QUOTED PASSAGE –
Furthermore, we conducted a lymphocyte stimulation test using ultrasound-inactivated B. pseudomallei from the newborn and lymphocytes from his parents, a melioidosis-positive patient (positive control), a healthy person (negative control), and Dulbecco's modified eagle medium containing 10% fetal bovine serum as a blank control.2 A strong response to the inactivated B. pseudomallei was observed for lymphocytes from the newborn's father and the positive control, but not for lymphocytes from the newborn's mother and the negative and blank controls (Figure 1D).

[Dataset entries]

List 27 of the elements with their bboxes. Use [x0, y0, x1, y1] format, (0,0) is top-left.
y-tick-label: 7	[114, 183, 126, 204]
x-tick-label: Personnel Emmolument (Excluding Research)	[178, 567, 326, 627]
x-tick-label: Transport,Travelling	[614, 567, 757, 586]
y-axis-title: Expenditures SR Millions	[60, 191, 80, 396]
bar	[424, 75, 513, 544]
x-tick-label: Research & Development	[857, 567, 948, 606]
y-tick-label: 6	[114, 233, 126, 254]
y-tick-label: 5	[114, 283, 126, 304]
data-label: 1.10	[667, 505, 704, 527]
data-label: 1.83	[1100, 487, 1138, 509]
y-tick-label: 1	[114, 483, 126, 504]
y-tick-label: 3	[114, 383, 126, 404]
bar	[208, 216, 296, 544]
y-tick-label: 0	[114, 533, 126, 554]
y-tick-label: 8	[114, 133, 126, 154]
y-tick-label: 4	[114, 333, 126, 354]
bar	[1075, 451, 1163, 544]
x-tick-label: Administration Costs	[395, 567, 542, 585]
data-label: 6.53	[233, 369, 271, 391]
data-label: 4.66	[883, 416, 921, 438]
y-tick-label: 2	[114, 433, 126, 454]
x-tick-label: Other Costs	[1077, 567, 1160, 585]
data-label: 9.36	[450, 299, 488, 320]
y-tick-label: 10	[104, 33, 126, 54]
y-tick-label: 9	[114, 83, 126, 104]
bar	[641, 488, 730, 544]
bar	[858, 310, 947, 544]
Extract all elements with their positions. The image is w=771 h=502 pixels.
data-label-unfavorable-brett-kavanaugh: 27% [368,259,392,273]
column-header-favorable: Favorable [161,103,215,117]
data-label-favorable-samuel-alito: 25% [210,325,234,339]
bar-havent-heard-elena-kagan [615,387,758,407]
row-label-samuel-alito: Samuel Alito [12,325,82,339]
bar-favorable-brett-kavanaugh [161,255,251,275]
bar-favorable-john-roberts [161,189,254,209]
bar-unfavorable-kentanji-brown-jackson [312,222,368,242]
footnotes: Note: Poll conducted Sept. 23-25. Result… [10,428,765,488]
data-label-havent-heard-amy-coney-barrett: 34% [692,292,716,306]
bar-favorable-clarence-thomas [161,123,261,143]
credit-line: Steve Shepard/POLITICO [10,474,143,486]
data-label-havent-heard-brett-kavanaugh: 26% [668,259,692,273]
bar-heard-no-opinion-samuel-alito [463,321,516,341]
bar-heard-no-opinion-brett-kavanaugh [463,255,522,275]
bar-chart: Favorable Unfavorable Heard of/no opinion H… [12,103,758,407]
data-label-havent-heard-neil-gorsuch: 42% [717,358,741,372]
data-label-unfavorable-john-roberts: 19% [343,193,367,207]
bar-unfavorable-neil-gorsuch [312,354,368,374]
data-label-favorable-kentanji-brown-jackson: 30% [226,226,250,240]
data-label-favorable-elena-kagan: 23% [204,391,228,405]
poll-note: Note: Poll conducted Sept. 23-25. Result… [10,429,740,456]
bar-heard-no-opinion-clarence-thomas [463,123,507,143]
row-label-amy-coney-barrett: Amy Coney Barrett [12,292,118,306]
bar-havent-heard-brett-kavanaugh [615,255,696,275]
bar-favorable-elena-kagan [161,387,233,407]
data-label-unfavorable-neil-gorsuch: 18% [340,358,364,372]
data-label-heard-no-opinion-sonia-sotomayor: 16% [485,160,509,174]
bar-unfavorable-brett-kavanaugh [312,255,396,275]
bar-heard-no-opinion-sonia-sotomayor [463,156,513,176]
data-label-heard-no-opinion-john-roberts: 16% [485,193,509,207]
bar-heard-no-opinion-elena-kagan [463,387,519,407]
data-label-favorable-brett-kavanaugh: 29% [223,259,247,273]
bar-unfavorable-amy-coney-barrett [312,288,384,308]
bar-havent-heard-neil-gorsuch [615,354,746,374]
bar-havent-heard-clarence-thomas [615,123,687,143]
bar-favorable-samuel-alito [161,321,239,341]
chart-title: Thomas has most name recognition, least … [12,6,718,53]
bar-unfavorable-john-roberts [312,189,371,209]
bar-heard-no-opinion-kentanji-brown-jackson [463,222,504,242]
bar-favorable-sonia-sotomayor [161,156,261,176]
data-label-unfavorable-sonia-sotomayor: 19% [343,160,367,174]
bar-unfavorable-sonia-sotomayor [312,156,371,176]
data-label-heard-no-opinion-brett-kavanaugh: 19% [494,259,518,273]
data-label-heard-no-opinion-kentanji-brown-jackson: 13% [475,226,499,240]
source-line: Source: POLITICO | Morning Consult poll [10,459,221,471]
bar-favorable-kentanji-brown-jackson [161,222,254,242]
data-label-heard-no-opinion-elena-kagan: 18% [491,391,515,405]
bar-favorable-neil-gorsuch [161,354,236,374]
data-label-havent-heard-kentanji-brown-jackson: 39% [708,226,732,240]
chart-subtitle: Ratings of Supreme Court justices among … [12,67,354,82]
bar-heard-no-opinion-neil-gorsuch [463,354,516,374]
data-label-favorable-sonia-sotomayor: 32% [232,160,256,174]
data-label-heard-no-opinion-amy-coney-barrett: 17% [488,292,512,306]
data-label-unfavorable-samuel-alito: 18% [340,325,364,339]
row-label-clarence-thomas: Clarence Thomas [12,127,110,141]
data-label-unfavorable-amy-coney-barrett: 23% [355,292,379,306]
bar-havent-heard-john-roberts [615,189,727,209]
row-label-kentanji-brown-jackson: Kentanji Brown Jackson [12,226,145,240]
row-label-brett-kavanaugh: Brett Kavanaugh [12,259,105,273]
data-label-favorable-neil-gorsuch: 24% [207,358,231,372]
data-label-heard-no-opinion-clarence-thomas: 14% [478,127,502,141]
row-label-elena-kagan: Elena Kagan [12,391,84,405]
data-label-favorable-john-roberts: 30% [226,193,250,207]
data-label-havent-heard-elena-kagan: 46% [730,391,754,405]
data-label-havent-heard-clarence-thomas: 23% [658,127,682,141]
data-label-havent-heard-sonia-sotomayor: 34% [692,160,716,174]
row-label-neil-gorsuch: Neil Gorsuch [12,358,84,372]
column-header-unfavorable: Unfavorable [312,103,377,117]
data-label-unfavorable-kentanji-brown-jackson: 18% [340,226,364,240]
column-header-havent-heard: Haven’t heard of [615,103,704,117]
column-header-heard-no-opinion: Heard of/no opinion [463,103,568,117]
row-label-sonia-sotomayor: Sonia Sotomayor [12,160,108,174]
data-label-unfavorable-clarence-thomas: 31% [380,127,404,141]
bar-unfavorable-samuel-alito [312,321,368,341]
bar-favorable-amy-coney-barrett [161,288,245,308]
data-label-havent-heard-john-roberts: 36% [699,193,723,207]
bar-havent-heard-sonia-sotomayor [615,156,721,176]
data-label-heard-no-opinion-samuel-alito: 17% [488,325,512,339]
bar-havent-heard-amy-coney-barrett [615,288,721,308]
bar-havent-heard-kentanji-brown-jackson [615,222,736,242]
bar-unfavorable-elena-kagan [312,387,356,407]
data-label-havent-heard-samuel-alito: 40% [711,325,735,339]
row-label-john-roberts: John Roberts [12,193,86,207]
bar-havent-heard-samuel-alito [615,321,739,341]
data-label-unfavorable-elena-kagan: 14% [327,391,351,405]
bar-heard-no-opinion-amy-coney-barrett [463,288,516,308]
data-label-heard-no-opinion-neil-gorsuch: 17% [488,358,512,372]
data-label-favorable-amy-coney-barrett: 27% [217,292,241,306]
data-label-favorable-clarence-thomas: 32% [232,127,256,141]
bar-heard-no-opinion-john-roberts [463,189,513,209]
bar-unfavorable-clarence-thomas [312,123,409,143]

WORK ORDER –
Pick up the passage on the newborn's melioidosis case after its final sentence and continue it for a short paragraph.

SOLVED EXERCISE –
Melioidosis, caused by the gram-negative B. pseudomallei present in the environment, is a disease of public health significance in southeast Asia and Australia and is associated with high case fatality and relapse rates in humans. The regional distribution of melioidosis within China is asymmetrical, with most cases in recent decades being encountered in local hospitals in Hainan Province, the most tropical area of the country.3,4 To our knowledge, this case of melioidosis is the youngest worldwide except for the maternal–neonatal vertical transmission case.5 We postulate that transmission of B. pseudomallei from the father to the newborn might have occurred during close contact in the first couple of days after birth, probably through respiratory dissemination of B. pseudomallei-contaminated aerosols. There is a possibility that the real source of B. pseudomallei was from the environment or the father's clothes transiently, since B. pseudomallei can be transmitted through aerosols. Higher resolution genetic typing such as multilocus variable number tandem repeat analysis or whole genome sequencing may help establish the link between father and infant.6 Given the high mortality of neonatal and childhood melioidosis,7–10 particular attention must be paid by those caring for the newborn, especially when the caretakers develop fever of unknown origin in a melioidosis-endemic region.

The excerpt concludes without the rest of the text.